[Annotations of element boxes]

────────────────────

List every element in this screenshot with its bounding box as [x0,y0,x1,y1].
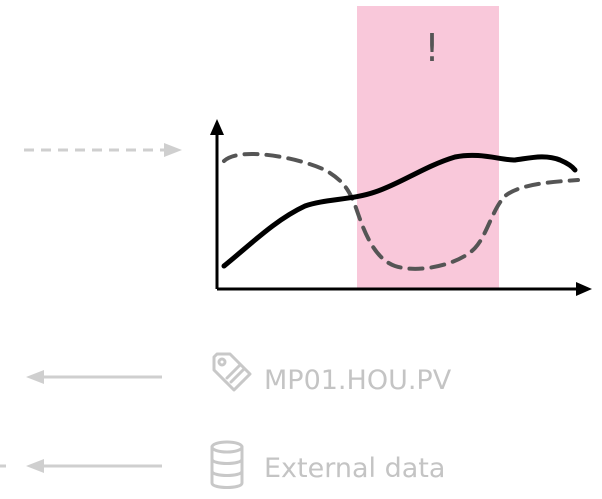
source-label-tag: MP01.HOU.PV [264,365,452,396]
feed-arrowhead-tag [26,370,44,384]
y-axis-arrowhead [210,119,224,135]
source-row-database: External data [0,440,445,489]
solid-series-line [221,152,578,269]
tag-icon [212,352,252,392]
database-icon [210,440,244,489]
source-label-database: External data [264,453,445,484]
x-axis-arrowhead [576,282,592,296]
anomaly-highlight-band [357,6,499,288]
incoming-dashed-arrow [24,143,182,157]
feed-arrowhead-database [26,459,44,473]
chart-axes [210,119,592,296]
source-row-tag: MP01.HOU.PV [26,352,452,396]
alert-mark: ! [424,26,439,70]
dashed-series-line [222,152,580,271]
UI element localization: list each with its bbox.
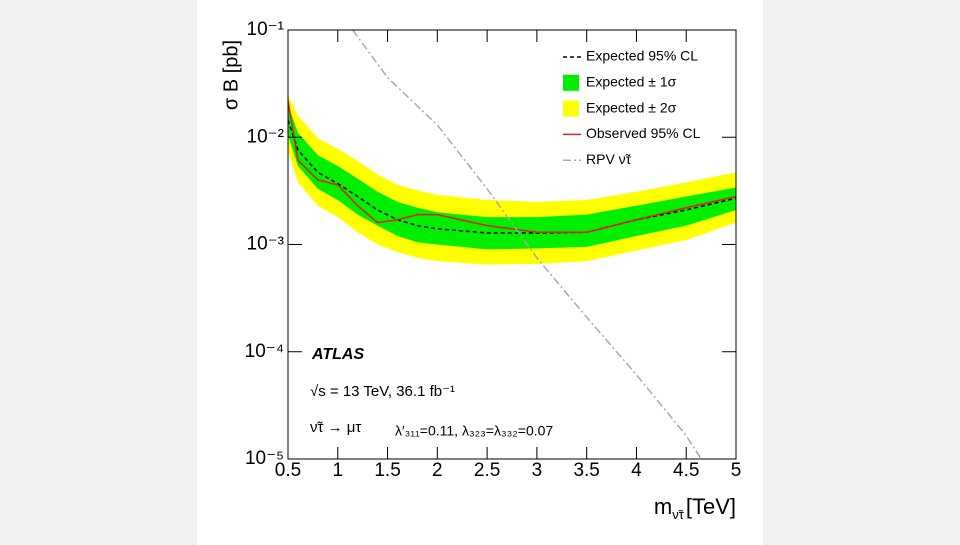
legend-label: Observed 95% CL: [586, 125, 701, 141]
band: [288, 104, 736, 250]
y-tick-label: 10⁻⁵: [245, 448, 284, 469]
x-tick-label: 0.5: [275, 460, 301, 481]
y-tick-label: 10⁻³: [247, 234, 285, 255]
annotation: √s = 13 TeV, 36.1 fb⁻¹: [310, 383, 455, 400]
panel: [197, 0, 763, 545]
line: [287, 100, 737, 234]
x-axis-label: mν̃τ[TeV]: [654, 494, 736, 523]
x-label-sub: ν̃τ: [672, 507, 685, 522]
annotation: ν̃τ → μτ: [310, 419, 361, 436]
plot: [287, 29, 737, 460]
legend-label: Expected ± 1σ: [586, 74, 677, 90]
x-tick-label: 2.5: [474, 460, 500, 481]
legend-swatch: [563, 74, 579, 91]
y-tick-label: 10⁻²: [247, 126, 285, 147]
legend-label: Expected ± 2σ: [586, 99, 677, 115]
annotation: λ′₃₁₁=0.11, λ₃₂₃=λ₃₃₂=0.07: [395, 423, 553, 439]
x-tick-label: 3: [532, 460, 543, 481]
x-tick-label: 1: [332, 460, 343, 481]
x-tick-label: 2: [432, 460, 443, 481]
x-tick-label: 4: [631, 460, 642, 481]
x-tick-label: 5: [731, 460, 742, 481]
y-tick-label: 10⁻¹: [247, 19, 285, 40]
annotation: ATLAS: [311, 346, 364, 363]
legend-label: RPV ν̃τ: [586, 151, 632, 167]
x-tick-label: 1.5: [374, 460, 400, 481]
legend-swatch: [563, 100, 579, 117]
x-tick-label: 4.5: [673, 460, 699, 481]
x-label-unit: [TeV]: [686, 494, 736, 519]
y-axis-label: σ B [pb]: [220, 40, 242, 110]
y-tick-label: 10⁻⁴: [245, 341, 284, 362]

────────────────────

Copy each line of the material above that contains the string "with", matching uppercase and lowercase exactly.

**FULL SOLUTION:**
List every element in this screenshot with its bounding box as [x0,y0,x1,y1].
UI element localization: list each with its bbox.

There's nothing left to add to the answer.